Reproduce word for word the data lines that begin at the line containing "north-limit-dotted <box>0 321 1024 723</box>" and stop after the line containing "longitude-line <box>0 539 76 768</box>", including both of those lines.

Data for processing:
## START

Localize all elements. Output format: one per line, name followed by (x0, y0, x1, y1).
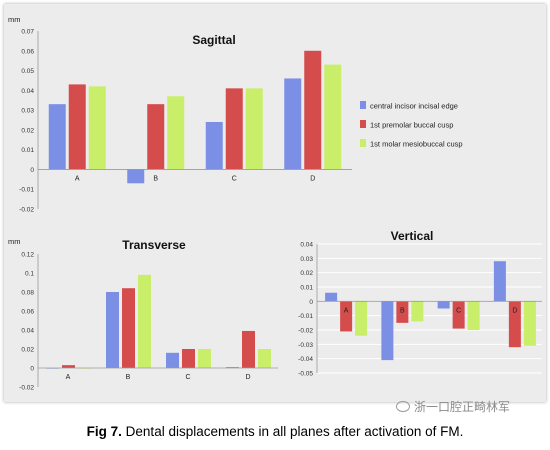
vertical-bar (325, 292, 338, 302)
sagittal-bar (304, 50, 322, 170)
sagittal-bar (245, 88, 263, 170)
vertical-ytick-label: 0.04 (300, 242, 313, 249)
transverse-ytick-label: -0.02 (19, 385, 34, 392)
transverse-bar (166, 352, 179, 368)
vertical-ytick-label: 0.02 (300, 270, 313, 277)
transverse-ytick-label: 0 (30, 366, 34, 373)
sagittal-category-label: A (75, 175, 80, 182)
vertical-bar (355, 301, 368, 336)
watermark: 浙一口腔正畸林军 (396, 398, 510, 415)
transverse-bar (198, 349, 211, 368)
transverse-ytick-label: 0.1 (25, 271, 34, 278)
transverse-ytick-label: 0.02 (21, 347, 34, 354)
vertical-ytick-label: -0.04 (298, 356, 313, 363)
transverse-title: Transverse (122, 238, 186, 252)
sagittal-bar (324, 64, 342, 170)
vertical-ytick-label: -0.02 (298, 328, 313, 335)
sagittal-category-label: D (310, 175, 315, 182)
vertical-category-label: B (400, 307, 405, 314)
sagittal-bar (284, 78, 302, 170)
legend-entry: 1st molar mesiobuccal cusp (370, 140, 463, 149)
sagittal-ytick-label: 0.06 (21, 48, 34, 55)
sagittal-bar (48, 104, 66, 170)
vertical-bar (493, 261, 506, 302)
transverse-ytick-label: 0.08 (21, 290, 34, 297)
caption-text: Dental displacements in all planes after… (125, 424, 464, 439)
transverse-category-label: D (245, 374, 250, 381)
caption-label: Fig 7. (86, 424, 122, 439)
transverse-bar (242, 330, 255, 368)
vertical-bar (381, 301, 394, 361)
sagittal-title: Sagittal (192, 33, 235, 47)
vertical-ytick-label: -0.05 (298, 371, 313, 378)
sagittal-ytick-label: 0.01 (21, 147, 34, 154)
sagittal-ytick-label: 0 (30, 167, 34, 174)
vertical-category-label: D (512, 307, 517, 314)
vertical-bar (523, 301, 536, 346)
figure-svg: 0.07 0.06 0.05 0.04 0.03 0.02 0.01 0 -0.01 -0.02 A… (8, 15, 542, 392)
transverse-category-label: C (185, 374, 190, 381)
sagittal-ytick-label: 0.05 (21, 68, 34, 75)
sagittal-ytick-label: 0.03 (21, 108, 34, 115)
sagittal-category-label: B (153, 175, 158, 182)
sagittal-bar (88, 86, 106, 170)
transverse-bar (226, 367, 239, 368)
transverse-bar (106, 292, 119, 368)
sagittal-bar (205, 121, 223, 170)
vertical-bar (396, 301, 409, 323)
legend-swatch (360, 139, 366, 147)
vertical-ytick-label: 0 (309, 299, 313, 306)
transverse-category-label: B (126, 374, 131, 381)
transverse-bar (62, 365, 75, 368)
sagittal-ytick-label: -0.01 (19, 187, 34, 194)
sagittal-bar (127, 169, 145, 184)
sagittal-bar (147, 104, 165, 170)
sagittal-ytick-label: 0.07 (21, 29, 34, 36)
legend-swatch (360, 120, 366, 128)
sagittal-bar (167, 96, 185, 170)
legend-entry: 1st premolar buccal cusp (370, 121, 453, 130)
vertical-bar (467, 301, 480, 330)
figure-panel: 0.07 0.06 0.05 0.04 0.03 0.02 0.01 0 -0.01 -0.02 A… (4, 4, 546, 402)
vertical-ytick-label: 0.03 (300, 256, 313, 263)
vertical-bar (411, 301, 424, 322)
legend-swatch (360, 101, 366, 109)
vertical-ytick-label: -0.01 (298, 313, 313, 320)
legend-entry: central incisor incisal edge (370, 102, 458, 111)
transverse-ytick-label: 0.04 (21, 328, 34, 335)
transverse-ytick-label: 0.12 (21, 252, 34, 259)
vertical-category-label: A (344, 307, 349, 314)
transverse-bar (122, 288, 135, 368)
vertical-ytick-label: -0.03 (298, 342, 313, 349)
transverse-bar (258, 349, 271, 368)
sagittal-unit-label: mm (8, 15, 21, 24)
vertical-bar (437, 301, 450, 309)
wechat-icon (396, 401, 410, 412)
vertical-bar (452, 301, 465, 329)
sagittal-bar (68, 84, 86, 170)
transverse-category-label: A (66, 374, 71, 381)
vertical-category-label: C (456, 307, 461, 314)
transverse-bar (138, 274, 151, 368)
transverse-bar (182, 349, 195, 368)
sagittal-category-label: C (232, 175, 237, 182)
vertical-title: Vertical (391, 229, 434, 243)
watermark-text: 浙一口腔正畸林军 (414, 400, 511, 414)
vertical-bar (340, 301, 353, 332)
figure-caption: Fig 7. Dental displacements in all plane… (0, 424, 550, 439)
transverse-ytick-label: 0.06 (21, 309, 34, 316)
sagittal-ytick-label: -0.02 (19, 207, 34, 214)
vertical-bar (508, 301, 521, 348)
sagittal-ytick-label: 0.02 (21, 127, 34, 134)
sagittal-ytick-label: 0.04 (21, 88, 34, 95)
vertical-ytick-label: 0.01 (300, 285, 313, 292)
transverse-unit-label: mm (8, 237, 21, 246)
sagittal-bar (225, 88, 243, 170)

## END
## START

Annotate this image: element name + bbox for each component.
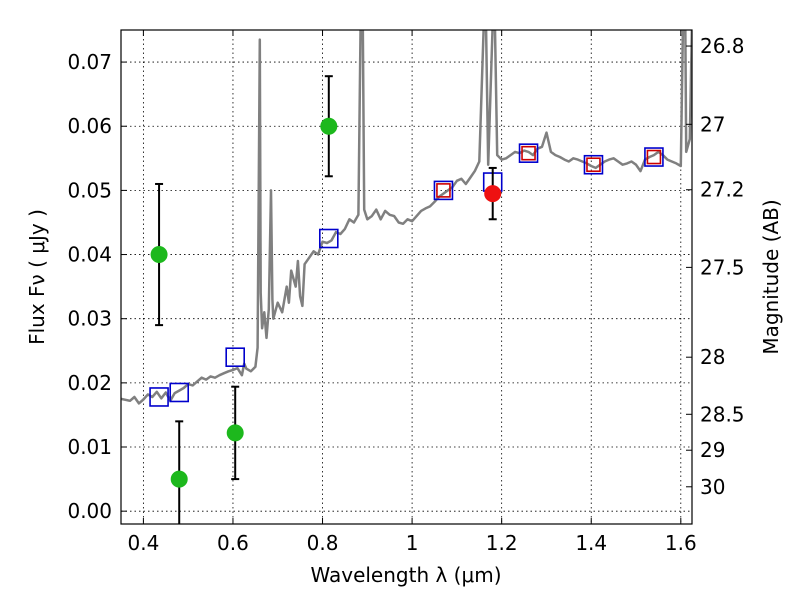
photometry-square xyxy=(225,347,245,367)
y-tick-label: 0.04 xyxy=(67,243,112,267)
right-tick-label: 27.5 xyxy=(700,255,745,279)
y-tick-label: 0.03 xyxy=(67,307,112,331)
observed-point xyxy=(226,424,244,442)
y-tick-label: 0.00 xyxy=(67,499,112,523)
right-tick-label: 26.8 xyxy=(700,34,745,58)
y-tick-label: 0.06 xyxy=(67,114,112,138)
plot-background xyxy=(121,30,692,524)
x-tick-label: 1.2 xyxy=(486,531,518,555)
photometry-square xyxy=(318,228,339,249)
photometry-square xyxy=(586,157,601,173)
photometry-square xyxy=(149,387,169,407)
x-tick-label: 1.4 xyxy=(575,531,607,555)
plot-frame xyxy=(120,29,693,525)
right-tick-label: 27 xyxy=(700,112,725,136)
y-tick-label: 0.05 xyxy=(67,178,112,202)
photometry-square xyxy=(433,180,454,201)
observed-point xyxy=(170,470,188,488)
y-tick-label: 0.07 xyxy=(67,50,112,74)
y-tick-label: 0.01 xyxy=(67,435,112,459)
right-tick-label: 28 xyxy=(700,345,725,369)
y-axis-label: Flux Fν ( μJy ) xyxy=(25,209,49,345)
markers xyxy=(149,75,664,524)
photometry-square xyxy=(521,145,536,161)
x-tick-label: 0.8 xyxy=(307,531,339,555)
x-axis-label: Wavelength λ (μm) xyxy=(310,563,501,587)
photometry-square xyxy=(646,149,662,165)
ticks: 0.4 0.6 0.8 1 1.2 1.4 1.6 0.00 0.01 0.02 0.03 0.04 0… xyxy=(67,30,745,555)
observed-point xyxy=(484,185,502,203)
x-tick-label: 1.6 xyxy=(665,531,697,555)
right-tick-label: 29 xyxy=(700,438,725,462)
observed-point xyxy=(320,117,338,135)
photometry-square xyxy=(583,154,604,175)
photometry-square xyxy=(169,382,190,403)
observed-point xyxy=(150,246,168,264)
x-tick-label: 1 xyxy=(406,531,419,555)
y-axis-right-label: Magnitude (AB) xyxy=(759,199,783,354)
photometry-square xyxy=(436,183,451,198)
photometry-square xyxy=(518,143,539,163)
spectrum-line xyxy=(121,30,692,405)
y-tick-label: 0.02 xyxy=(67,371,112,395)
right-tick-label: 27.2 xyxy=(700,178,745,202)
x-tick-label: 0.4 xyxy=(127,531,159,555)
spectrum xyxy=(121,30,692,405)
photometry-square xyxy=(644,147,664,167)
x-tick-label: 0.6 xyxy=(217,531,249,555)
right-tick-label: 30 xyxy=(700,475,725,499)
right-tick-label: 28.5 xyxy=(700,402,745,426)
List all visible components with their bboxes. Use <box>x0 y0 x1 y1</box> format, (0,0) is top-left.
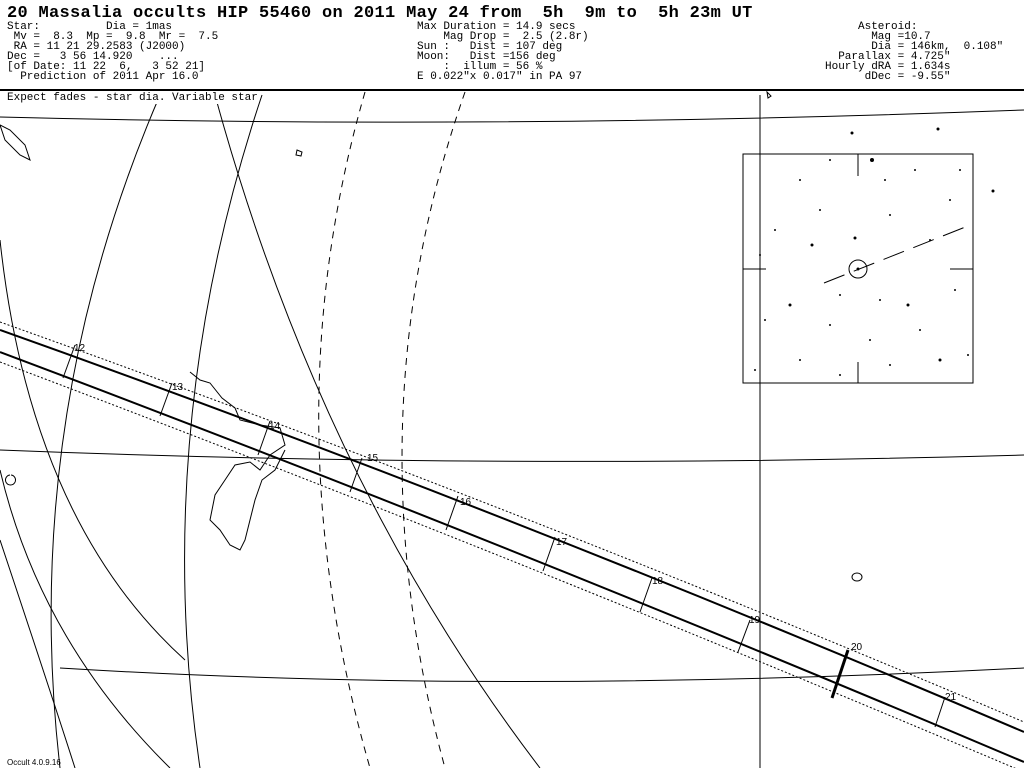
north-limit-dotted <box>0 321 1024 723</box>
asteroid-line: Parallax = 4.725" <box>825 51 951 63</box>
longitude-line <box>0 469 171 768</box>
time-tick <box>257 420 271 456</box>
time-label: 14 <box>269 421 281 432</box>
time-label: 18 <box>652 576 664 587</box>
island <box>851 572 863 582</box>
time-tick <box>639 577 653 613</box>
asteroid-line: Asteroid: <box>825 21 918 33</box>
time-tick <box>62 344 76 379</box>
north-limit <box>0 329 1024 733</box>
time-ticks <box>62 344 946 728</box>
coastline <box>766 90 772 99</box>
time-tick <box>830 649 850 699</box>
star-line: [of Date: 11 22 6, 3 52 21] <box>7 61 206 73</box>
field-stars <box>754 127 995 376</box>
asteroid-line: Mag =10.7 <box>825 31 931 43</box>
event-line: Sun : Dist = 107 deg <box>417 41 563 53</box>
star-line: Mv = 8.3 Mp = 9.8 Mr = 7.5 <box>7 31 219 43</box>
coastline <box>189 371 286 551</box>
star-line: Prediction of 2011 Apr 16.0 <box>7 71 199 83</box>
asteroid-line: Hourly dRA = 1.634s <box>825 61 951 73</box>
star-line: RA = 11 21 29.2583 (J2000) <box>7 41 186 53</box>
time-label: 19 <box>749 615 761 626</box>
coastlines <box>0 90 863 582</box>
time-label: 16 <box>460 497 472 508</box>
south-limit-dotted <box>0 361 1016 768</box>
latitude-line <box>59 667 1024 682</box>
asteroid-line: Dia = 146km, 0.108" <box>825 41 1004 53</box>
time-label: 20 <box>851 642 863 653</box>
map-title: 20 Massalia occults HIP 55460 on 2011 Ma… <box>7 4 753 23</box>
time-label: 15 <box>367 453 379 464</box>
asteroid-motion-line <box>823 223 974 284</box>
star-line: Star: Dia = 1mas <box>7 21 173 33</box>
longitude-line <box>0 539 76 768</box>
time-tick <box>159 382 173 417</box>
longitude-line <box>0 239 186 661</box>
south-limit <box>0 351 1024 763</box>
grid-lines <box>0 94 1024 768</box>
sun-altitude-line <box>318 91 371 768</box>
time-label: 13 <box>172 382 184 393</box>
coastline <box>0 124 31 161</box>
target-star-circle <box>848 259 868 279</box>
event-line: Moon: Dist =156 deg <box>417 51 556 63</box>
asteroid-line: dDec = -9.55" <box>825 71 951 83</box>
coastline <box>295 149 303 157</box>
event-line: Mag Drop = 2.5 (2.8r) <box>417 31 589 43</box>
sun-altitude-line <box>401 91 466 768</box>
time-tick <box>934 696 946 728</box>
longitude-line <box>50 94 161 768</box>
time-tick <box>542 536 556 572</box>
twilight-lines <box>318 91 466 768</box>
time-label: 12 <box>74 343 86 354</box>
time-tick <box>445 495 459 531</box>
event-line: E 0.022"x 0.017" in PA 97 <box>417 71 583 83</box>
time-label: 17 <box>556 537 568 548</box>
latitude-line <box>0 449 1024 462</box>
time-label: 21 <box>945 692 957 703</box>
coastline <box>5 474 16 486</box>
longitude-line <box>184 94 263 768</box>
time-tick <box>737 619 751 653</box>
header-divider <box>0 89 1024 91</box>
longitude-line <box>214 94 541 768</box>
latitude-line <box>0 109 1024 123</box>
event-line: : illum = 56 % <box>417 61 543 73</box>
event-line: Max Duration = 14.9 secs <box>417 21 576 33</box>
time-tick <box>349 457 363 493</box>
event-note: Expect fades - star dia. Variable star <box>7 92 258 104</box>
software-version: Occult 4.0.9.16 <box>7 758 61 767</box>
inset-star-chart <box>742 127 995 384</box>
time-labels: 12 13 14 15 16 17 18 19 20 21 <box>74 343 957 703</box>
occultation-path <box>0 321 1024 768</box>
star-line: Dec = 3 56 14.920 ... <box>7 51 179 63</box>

## END

Correct response:
north-limit-dotted <box>0 321 1024 723</box>
asteroid-line: Parallax = 4.725" <box>825 51 951 63</box>
longitude-line <box>0 469 171 768</box>
time-tick <box>257 420 271 456</box>
time-label: 14 <box>269 421 281 432</box>
time-label: 18 <box>652 576 664 587</box>
island <box>851 572 863 582</box>
time-tick <box>639 577 653 613</box>
asteroid-line: Asteroid: <box>825 21 918 33</box>
time-tick <box>62 344 76 379</box>
north-limit <box>0 329 1024 733</box>
time-ticks <box>62 344 946 728</box>
coastline <box>766 90 772 99</box>
time-tick <box>830 649 850 699</box>
star-line: [of Date: 11 22 6, 3 52 21] <box>7 61 206 73</box>
field-stars <box>754 127 995 376</box>
asteroid-line: Mag =10.7 <box>825 31 931 43</box>
event-line: Sun : Dist = 107 deg <box>417 41 563 53</box>
star-line: Mv = 8.3 Mp = 9.8 Mr = 7.5 <box>7 31 219 43</box>
coastline <box>189 371 286 551</box>
star-line: Prediction of 2011 Apr 16.0 <box>7 71 199 83</box>
asteroid-line: Hourly dRA = 1.634s <box>825 61 951 73</box>
star-line: RA = 11 21 29.2583 (J2000) <box>7 41 186 53</box>
time-label: 19 <box>749 615 761 626</box>
coastlines <box>0 90 863 582</box>
time-label: 16 <box>460 497 472 508</box>
south-limit-dotted <box>0 361 1016 768</box>
latitude-line <box>59 667 1024 682</box>
asteroid-line: Dia = 146km, 0.108" <box>825 41 1004 53</box>
time-label: 20 <box>851 642 863 653</box>
map-title: 20 Massalia occults HIP 55460 on 2011 Ma… <box>7 4 753 23</box>
time-label: 15 <box>367 453 379 464</box>
asteroid-motion-line <box>823 223 974 284</box>
star-line: Star: Dia = 1mas <box>7 21 173 33</box>
longitude-line <box>0 539 76 768</box>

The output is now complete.